SHORT PROBLEM 1: From the interview on forecasting global oil production, extract the passage from "Q: A recent" to "largest. Your thoughts?", reproducing it word for word.
SHORT PROBLEM 2: In the interview on global oil production, who conducted the interview with Jeremy Gilbert?
SHORT PROBLEM 3: Continue the interview on forecasting global oil production, beginning after its final sentence.

SOURCE EXTRACT:
####

Open Access Article Originally Published: May 07, 2007
In his 36 years with BP, Jeremy Gilbert worked in Kuwait, Abu Dhabi, Iran,
Alaska, and the North Sea. In the late 1980s, Gilbert became BP's Chief Petroleum Engineer, with responsibility for all of BP's petroleum engineering worldwide. In this wide-ranging interview with ASPO-USA's Randy Udall, he reflects on the myriad challenges we face in forecasting the future course of
global oil production.
Q: A recent series of posts at www.theoildrum.com attempt to divine the
current status and future prospects of Saudi Arabia's Ghawar field, the world's
largest. Your thoughts?
A: I am amazed at the energy and diligence which the authors exhibit in
carrying out their analyses. It is tragic that the Saudis won't release more
detailed performance data and their own analyses which would show the situation
more clearly. It seems likely to me that the conclusion that Ghawar is in
decline is correct. But it's a big step to conclude that its decline will be
steep. Oil companies employ reservoir engineers and reservoir geologists to deal
with just the situation we have here: "a mature field is showing signs of
declining production with its current development, what can we profitably do
that might change this situation?"

####

MATERIAL SHOWN:
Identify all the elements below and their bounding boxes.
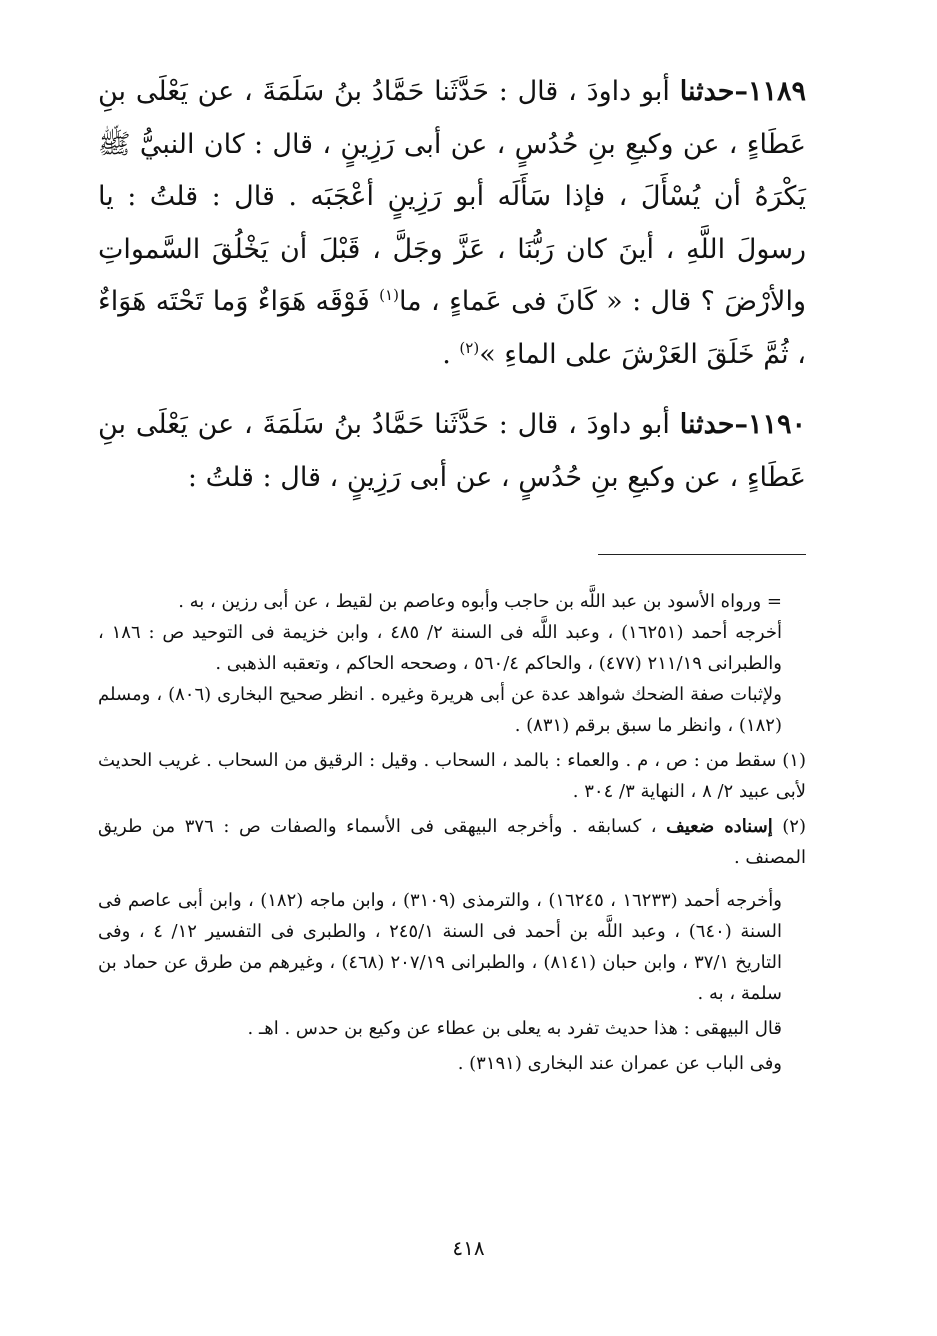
footnote-2-number: (٢) — [772, 816, 806, 837]
hadith-number: ١١٩٠– — [734, 409, 806, 440]
footnote-2-text: ، كسابقه . وأخرجه البيهقى فى الأسماء والصفات ص : ٣٧٦ من طريق المصنف . — [98, 816, 806, 868]
footnote-separator — [598, 554, 806, 555]
footnote-ref-1: (١) — [379, 286, 399, 304]
hadith-text-end: . — [442, 338, 460, 370]
hadith-lead: حدثنا — [679, 409, 735, 440]
hadith-text-cont: فَوْقَه هَوَاءٌ وَما تَحْتَه هَوَاءٌ ، ثُمَّ خَلَقَ العَرْشَ على الماءِ » — [98, 286, 806, 370]
hadith-lead: حدثنا — [679, 76, 735, 107]
footnote-continuation: ولإثبات صفة الضحك شواهد عدة عن أبى هريرة وغيره . انظر صحيح البخارى (٨٠٦) ، ومسلم (١٨٢) ، وانظر ما سبق برقم (٨٣١) . — [98, 684, 783, 736]
main-text — [98, 66, 806, 522]
footnote-ref-2: (٢) — [459, 338, 480, 357]
hadith-1189 — [98, 66, 806, 381]
footnote-2-grading: إسناده ضعيف — [666, 816, 773, 837]
footnotes — [98, 586, 806, 1083]
footnote-2-paragraph: وأخرجه أحمد (١٦٢٣٣ ، ١٦٢٤٥) ، والترمذى (٣١٠٩) ، وابن ماجه (١٨٢) ، وابن أبى عاصم فى السنة (٦٤٠) ، وعبد اللَّه بن أحمد فى السنة ٢٤٥/١ ، والطبرى فى التفسير ١٢/ ٤ ، وفى التاريخ ٣٧/١ ، وابن حبان (٨١٤١) ، والطبرانى ٢٠٧/١٩ (٤٦٨) ، وغيرهم من طرق عن حماد بن سلمة ، به . — [98, 890, 782, 1004]
footnote-continuation: أخرجه أحمد (١٦٢٥١) ، وعبد اللَّه فى السنة ٢/ ٤٨٥ ، وابن خزيمة فى التوحيد ص : ١٨٦ ، والطبرانى ٢١١/١٩ (٤٧٧) ، والحاكم ٥٦٠/٤ ، وصححه الحاكم ، وتعقبه الذهبى . — [98, 622, 782, 674]
page-number: ٤١٨ — [452, 1236, 485, 1260]
hadith-number: ١١٨٩– — [734, 76, 806, 107]
hadith-text: أبو داودَ ، قال : حَدَّثَنا حَمَّادُ بنُ سَلَمَةَ ، عن يَعْلَى بنِ عَطَاءٍ ، عن وكيعِ بنِ حُدُسٍ ، عن أبى رَزِينٍ ، قال : كان النبيُّ ﷺ يَكْرَهُ أن يُسْأَلَ ، فإذا سَأَلَه أبو رَزِينٍ أعْجَبَه . قال : قلتُ : يا رسولَ اللَّهِ ، أينَ كان رَبُّنَا ، عَزَّ وجَلَّ ، قَبْلَ أن يَخْلُقَ السَّمواتِ والأرْضَ ؟ قال : « كَانَ فى عَماءٍ ، ما — [98, 76, 806, 317]
footnote-1: (١) سقط من : ص ، م . والعماء : بالمد ، السحاب . وقيل : الرقيق من السحاب . غريب الحديث لأبى عبيد ٢/ ٨ ، النهاية ٣/ ٣٠٤ . — [98, 750, 806, 802]
footnote-continuation: = ورواه الأسود بن عبد اللَّه بن حاجب وأبوه وعاصم بن لقيط ، عن أبى رزين ، به . — [178, 591, 782, 612]
footnote-2-paragraph: قال البيهقى : هذا حديث تفرد به يعلى بن عطاء عن وكيع بن حدس . اهـ . — [247, 1018, 782, 1039]
footnote-2-paragraph: وفى الباب عن عمران عند البخارى (٣١٩١) . — [457, 1053, 782, 1074]
hadith-text: أبو داودَ ، قال : حَدَّثَنا حَمَّادُ بنُ سَلَمَةَ ، عن يَعْلَى بنِ عَطَاءٍ ، عن وكيعِ بنِ حُدُسٍ ، عن أبى رَزِينٍ ، قال : قلتُ : — [98, 409, 806, 493]
footnote-2 — [98, 811, 806, 873]
hadith-1190 — [98, 399, 806, 504]
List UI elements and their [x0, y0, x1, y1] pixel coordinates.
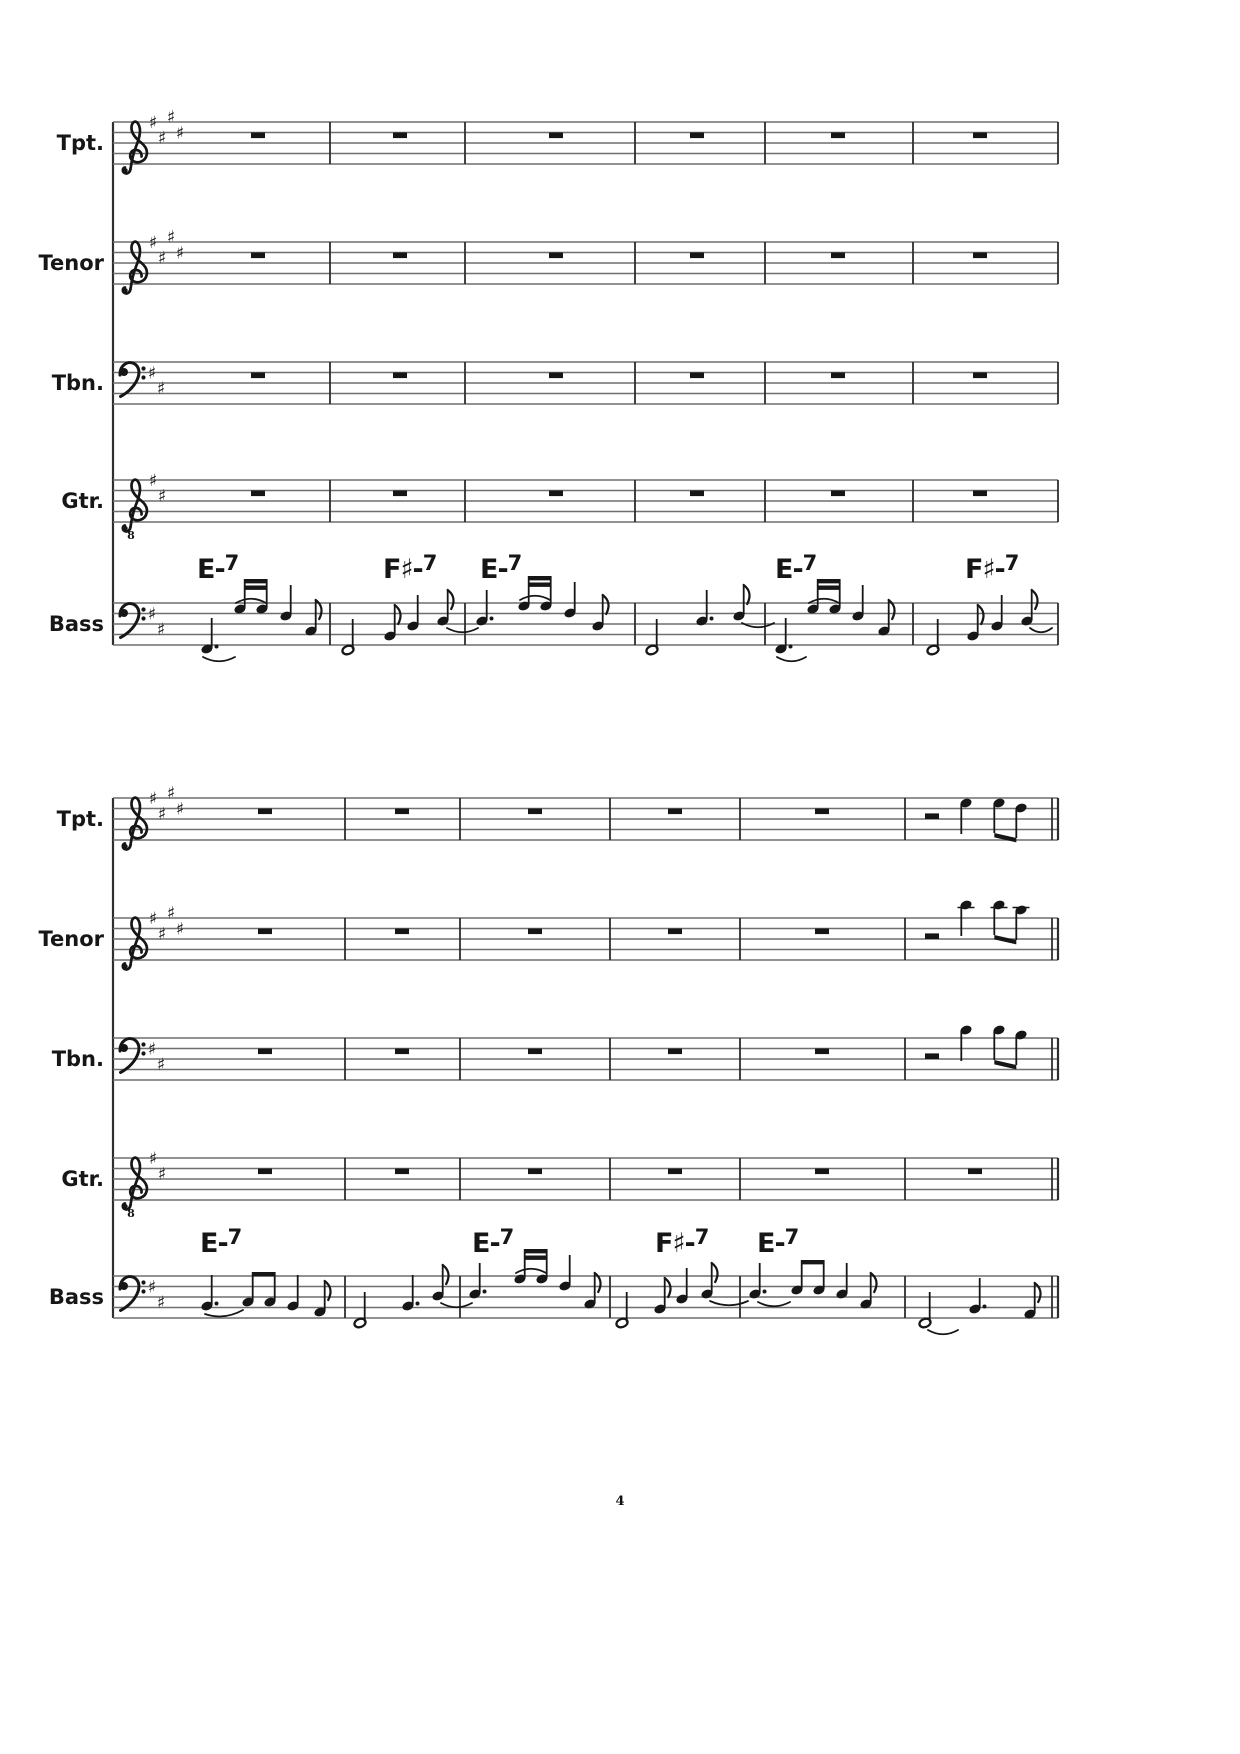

####

RIGHT ANSWER 1:
Q: A recent series of posts at www.theoildrum.com attempt to divine the
current status and future prospects of Saudi Arabia's Ghawar field, the world's
largest. Your thoughts?

RIGHT ANSWER 2: Randy Udall of ASPO-USA conducted the interview.

RIGHT ANSWER 3:
Q: More than half the oil produced in Mexico is consumed in the U.S. In 2001,
PEMEX built the world's largest nitrogen injection plant to increase reservoir
pressure at Cantarell. Production doubled to nearly 2 million barrels a day, but
last year went into precipitous, apparently terminal decline. Would you, as a
petroleum engineer, have anticipated this result?
A: I'm quite sure that the Mexicans were well aware of the uncertainty
associated with gas flooding. There are many challenges associated with a
successful gas flood. These center on being able to control the advance of the
gas front. Because gas viscosity is so much less than that of the other
reservoir fluids it will tend to cone and to finger through oil saturated zones,
resulting in the premature breakthrough of injected gas into producing
perforations. Once gas breakthrough occurs, oil production from the partially
swept layer will decline very rapidly, and possibly completely.
Q: When do you expect global production to peak, and thereafter what do you
expect the average decline rate to be?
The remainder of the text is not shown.